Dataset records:
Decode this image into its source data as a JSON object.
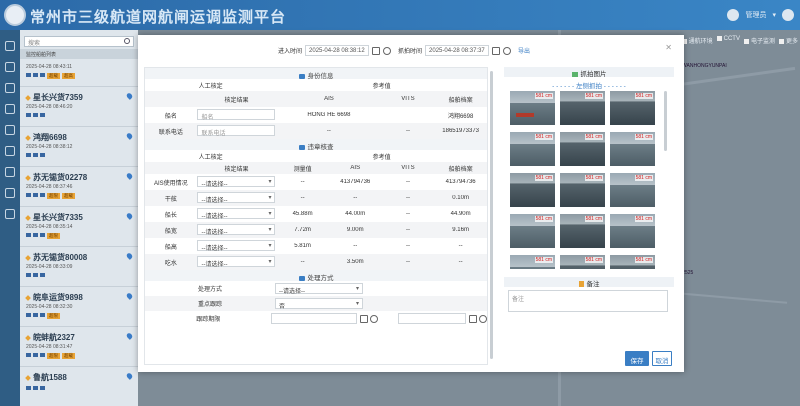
{
  "app": {
    "title": "常州市三级航道网航闸运调监测平台",
    "user": "管理员",
    "colors": {
      "header": "#2c6aa8",
      "accent": "#3a7ec4",
      "tag": "#e8a335",
      "measure": "#d21a1a"
    }
  },
  "sidebar": {
    "search_placeholder": "搜索",
    "list_title": "监控船舶列表",
    "items": [
      {
        "name": "",
        "time": "2025-04-28 08:43:11",
        "tags": [
          "超载",
          "超高"
        ]
      },
      {
        "name": "星长兴货7359",
        "time": "2025-04-28 08:46:20",
        "tags": []
      },
      {
        "name": "鸿翔6698",
        "time": "2025-04-28 08:38:12",
        "tags": []
      },
      {
        "name": "苏无锡货02278",
        "time": "2025-04-28 08:37:46",
        "tags": [
          "超限",
          "超载"
        ]
      },
      {
        "name": "星长兴货7335",
        "time": "2025-04-28 08:35:14",
        "tags": [
          "超限"
        ]
      },
      {
        "name": "苏无锡货80008",
        "time": "2025-04-28 08:33:09",
        "tags": []
      },
      {
        "name": "皖阜运货9898",
        "time": "2025-04-28 08:32:30",
        "tags": [
          "超限"
        ]
      },
      {
        "name": "皖蚌航2327",
        "time": "2025-04-28 08:31:47",
        "tags": [
          "超限",
          "超载"
        ]
      },
      {
        "name": "鲁航1588",
        "time": "",
        "tags": []
      }
    ]
  },
  "map": {
    "toolbar": [
      "通航环境",
      "CCTV",
      "电子监测",
      "更多"
    ],
    "label1": "WANHONGYUNPAI",
    "label2": "2.2525"
  },
  "modal": {
    "entry_label": "进入时间",
    "entry_time": "2025-04-28 08:38:12",
    "capture_label": "抓拍时间",
    "capture_time": "2025-04-28 08:37:37",
    "export_label": "导出",
    "identity": {
      "title": "身份信息",
      "manual_label": "人工核定",
      "reference_label": "参考值",
      "cols": [
        "核定结果",
        "AIS",
        "VITS",
        "船舶档案"
      ],
      "rows": [
        {
          "label": "船名",
          "placeholder": "船名",
          "ais": "HONG HE 6698",
          "vits": "",
          "archive": "鸿翔6698"
        },
        {
          "label": "联系电话",
          "placeholder": "联系电话",
          "ais": "--",
          "vits": "--",
          "archive": "18651973373"
        }
      ]
    },
    "violation": {
      "title": "违章核查",
      "manual_label": "人工核定",
      "reference_label": "参考值",
      "cols": [
        "核定结果",
        "测量值",
        "AIS",
        "VITS",
        "船舶档案"
      ],
      "select_default": "--请选择--",
      "rows": [
        {
          "label": "AIS使用情况",
          "measure": "--",
          "ais": "413794736",
          "vits": "--",
          "archive": "413794736"
        },
        {
          "label": "干舷",
          "measure": "--",
          "ais": "--",
          "vits": "--",
          "archive": "0.10m"
        },
        {
          "label": "船长",
          "measure": "45.88m",
          "ais": "44.00m",
          "vits": "--",
          "archive": "44.90m"
        },
        {
          "label": "船宽",
          "measure": "7.72m",
          "ais": "9.00m",
          "vits": "--",
          "archive": "9.16m"
        },
        {
          "label": "船高",
          "measure": "5.81m",
          "ais": "--",
          "vits": "--",
          "archive": "--"
        },
        {
          "label": "吃水",
          "measure": "--",
          "ais": "3.50m",
          "vits": "--",
          "archive": "--"
        }
      ]
    },
    "handling": {
      "title": "处理方式",
      "method_label": "处理方式",
      "method_value": "--请选择--",
      "track_label": "重点跟踪",
      "track_value": "否",
      "deadline_label": "跟踪期限"
    },
    "snapshots": {
      "title": "抓拍图片",
      "camera": "左侧抓拍",
      "measure_label": "581 cm",
      "count": 18
    },
    "note": {
      "title": "备注",
      "placeholder": "备注"
    },
    "save_label": "保存",
    "cancel_label": "取消"
  }
}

> Challenge
Copy the records above exactly. The pictures are not part of the copy.

> Solution for this problem
Decode this image into its source data as a JSON object.
{
  "app": {
    "title": "常州市三级航道网航闸运调监测平台",
    "user": "管理员",
    "colors": {
      "header": "#2c6aa8",
      "accent": "#3a7ec4",
      "tag": "#e8a335",
      "measure": "#d21a1a"
    }
  },
  "sidebar": {
    "search_placeholder": "搜索",
    "list_title": "监控船舶列表",
    "items": [
      {
        "name": "",
        "time": "2025-04-28 08:43:11",
        "tags": [
          "超载",
          "超高"
        ]
      },
      {
        "name": "星长兴货7359",
        "time": "2025-04-28 08:46:20",
        "tags": []
      },
      {
        "name": "鸿翔6698",
        "time": "2025-04-28 08:38:12",
        "tags": []
      },
      {
        "name": "苏无锡货02278",
        "time": "2025-04-28 08:37:46",
        "tags": [
          "超限",
          "超载"
        ]
      },
      {
        "name": "星长兴货7335",
        "time": "2025-04-28 08:35:14",
        "tags": [
          "超限"
        ]
      },
      {
        "name": "苏无锡货80008",
        "time": "2025-04-28 08:33:09",
        "tags": []
      },
      {
        "name": "皖阜运货9898",
        "time": "2025-04-28 08:32:30",
        "tags": [
          "超限"
        ]
      },
      {
        "name": "皖蚌航2327",
        "time": "2025-04-28 08:31:47",
        "tags": [
          "超限",
          "超载"
        ]
      },
      {
        "name": "鲁航1588",
        "time": "",
        "tags": []
      }
    ]
  },
  "map": {
    "toolbar": [
      "通航环境",
      "CCTV",
      "电子监测",
      "更多"
    ],
    "label1": "WANHONGYUNPAI",
    "label2": "2.2525"
  },
  "modal": {
    "entry_label": "进入时间",
    "entry_time": "2025-04-28 08:38:12",
    "capture_label": "抓拍时间",
    "capture_time": "2025-04-28 08:37:37",
    "export_label": "导出",
    "identity": {
      "title": "身份信息",
      "manual_label": "人工核定",
      "reference_label": "参考值",
      "cols": [
        "核定结果",
        "AIS",
        "VITS",
        "船舶档案"
      ],
      "rows": [
        {
          "label": "船名",
          "placeholder": "船名",
          "ais": "HONG HE 6698",
          "vits": "",
          "archive": "鸿翔6698"
        },
        {
          "label": "联系电话",
          "placeholder": "联系电话",
          "ais": "--",
          "vits": "--",
          "archive": "18651973373"
        }
      ]
    },
    "violation": {
      "title": "违章核查",
      "manual_label": "人工核定",
      "reference_label": "参考值",
      "cols": [
        "核定结果",
        "测量值",
        "AIS",
        "VITS",
        "船舶档案"
      ],
      "select_default": "--请选择--",
      "rows": [
        {
          "label": "AIS使用情况",
          "measure": "--",
          "ais": "413794736",
          "vits": "--",
          "archive": "413794736"
        },
        {
          "label": "干舷",
          "measure": "--",
          "ais": "--",
          "vits": "--",
          "archive": "0.10m"
        },
        {
          "label": "船长",
          "measure": "45.88m",
          "ais": "44.00m",
          "vits": "--",
          "archive": "44.90m"
        },
        {
          "label": "船宽",
          "measure": "7.72m",
          "ais": "9.00m",
          "vits": "--",
          "archive": "9.16m"
        },
        {
          "label": "船高",
          "measure": "5.81m",
          "ais": "--",
          "vits": "--",
          "archive": "--"
        },
        {
          "label": "吃水",
          "measure": "--",
          "ais": "3.50m",
          "vits": "--",
          "archive": "--"
        }
      ]
    },
    "handling": {
      "title": "处理方式",
      "method_label": "处理方式",
      "method_value": "--请选择--",
      "track_label": "重点跟踪",
      "track_value": "否",
      "deadline_label": "跟踪期限"
    },
    "snapshots": {
      "title": "抓拍图片",
      "camera": "左侧抓拍",
      "measure_label": "581 cm",
      "count": 18
    },
    "note": {
      "title": "备注",
      "placeholder": "备注"
    },
    "save_label": "保存",
    "cancel_label": "取消"
  }
}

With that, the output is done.